## Start DATA FOR THE TASK
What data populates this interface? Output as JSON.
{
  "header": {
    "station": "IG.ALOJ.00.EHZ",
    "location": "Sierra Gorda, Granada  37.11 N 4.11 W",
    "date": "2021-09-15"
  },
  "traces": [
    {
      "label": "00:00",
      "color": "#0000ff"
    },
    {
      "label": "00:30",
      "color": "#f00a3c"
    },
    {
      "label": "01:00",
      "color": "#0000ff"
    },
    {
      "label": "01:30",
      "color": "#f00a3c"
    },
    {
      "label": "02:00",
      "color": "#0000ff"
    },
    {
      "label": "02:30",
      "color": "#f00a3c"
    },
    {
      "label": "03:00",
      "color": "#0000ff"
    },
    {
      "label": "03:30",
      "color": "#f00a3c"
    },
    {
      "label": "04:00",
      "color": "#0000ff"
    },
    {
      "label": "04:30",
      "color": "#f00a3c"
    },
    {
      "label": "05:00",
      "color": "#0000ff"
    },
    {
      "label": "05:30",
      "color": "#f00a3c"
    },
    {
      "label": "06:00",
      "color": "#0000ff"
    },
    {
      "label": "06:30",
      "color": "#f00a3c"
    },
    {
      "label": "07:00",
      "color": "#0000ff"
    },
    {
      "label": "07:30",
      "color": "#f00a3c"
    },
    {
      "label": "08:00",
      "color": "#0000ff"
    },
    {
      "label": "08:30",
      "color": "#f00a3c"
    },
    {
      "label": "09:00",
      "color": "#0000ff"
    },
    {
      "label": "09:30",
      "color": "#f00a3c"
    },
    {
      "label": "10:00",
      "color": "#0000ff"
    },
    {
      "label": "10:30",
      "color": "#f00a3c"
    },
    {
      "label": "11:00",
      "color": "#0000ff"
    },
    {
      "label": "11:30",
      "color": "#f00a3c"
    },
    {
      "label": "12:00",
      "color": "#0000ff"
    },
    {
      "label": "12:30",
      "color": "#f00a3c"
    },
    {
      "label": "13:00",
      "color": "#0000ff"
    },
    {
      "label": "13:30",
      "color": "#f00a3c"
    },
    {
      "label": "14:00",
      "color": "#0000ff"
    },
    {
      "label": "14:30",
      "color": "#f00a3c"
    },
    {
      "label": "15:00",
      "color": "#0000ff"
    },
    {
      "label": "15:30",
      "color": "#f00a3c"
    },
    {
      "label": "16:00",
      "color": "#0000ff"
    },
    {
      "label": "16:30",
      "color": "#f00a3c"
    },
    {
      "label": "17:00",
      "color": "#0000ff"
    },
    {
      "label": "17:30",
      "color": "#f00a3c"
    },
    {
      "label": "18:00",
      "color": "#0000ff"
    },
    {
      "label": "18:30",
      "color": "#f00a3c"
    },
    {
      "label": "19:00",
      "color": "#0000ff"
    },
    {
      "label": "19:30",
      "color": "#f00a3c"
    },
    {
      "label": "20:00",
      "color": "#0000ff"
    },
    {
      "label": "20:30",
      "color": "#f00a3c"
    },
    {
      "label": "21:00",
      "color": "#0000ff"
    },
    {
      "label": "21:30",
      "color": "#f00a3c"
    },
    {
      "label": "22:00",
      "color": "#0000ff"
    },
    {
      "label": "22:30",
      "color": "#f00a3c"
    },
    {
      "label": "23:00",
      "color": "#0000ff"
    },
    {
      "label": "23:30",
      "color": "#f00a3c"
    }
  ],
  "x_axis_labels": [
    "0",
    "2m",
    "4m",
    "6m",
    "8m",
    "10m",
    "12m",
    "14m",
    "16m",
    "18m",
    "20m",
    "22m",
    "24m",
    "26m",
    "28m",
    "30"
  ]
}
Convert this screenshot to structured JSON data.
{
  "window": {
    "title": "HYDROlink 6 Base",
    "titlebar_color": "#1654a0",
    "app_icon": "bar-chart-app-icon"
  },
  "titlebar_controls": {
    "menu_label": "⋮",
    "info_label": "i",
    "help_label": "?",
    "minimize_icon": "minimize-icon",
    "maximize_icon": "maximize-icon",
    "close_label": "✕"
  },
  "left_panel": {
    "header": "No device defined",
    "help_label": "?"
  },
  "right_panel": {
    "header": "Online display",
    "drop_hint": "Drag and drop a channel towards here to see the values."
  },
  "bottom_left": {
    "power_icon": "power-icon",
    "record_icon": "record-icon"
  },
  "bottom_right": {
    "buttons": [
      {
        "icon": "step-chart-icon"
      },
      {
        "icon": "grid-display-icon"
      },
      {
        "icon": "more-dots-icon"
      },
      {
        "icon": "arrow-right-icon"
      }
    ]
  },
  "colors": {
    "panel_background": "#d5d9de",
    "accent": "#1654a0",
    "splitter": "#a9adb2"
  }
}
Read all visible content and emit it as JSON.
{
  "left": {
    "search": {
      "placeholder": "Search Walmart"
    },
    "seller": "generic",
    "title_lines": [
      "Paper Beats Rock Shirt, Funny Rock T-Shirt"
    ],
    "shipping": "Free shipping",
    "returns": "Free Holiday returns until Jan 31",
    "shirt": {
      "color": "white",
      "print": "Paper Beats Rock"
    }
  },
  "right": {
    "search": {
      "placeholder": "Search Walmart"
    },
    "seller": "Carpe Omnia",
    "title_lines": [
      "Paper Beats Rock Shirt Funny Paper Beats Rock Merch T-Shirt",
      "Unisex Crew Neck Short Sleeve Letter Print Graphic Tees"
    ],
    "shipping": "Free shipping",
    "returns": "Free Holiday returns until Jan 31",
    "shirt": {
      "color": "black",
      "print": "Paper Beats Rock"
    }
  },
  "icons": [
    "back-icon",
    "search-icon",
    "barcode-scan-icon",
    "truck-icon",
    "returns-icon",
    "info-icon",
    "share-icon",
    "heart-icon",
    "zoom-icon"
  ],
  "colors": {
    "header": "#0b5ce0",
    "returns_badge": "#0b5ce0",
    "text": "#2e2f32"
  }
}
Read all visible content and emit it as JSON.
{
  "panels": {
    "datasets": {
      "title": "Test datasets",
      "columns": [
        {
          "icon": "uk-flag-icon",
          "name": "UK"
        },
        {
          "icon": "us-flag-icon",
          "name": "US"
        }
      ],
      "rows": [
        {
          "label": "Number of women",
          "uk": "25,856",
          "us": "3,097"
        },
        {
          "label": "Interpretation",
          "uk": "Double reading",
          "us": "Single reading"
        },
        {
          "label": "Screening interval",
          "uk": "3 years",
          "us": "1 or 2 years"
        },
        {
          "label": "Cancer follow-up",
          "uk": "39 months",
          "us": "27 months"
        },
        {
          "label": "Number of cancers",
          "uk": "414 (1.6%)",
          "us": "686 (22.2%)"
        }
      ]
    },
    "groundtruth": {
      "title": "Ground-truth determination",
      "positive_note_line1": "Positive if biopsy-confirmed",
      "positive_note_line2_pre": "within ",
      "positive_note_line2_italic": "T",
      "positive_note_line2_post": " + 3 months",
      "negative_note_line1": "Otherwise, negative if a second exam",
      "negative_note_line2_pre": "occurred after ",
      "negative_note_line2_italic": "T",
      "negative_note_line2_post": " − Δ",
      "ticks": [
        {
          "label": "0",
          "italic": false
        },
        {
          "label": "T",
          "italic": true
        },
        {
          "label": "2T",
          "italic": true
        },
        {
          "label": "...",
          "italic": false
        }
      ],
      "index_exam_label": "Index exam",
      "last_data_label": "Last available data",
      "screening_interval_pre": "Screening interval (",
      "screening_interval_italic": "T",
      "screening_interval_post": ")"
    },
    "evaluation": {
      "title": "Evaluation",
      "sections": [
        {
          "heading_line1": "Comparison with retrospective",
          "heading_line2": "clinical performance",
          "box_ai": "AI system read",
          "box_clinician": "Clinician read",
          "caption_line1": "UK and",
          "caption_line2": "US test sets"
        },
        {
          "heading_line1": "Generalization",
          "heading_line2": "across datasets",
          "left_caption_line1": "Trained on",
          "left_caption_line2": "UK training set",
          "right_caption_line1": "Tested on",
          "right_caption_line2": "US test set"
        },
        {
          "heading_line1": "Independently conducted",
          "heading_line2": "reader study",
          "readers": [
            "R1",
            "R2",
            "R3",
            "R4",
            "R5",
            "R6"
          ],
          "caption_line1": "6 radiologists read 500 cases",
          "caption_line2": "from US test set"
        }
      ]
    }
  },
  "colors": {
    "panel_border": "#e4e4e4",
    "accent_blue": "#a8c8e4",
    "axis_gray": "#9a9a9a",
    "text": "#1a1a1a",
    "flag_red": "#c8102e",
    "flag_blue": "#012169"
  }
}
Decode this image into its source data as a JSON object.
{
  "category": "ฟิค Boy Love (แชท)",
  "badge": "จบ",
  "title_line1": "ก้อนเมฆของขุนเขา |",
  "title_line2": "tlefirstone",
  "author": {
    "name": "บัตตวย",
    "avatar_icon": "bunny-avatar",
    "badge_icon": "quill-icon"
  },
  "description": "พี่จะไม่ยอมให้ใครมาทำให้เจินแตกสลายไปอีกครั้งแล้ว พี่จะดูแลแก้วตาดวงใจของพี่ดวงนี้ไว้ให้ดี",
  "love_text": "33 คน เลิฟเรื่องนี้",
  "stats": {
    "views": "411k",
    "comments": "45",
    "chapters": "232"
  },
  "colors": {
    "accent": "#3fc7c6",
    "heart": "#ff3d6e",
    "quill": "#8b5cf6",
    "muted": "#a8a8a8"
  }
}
## End DATA FOR THE TASK
WHAT YOU ARE ASKED TO DO
Exactly and only the lines from the line containing "Decode this image" through the last line of the entries should be copied, both ends included.

ANSWER FOR THIS EXERCISE
Decode this image into its source data as a JSON object.
{
  "category": "ฟิค Boy Love (แชท)",
  "badge": "จบ",
  "title_line1": "ก้อนเมฆของขุนเขา |",
  "title_line2": "tlefirstone",
  "author": {
    "name": "บัตตวย",
    "avatar_icon": "bunny-avatar",
    "badge_icon": "quill-icon"
  },
  "description": "พี่จะไม่ยอมให้ใครมาทำให้เจินแตกสลายไปอีกครั้งแล้ว พี่จะดูแลแก้วตาดวงใจของพี่ดวงนี้ไว้ให้ดี",
  "love_text": "33 คน เลิฟเรื่องนี้",
  "stats": {
    "views": "411k",
    "comments": "45",
    "chapters": "232"
  },
  "colors": {
    "accent": "#3fc7c6",
    "heart": "#ff3d6e",
    "quill": "#8b5cf6",
    "muted": "#a8a8a8"
  }
}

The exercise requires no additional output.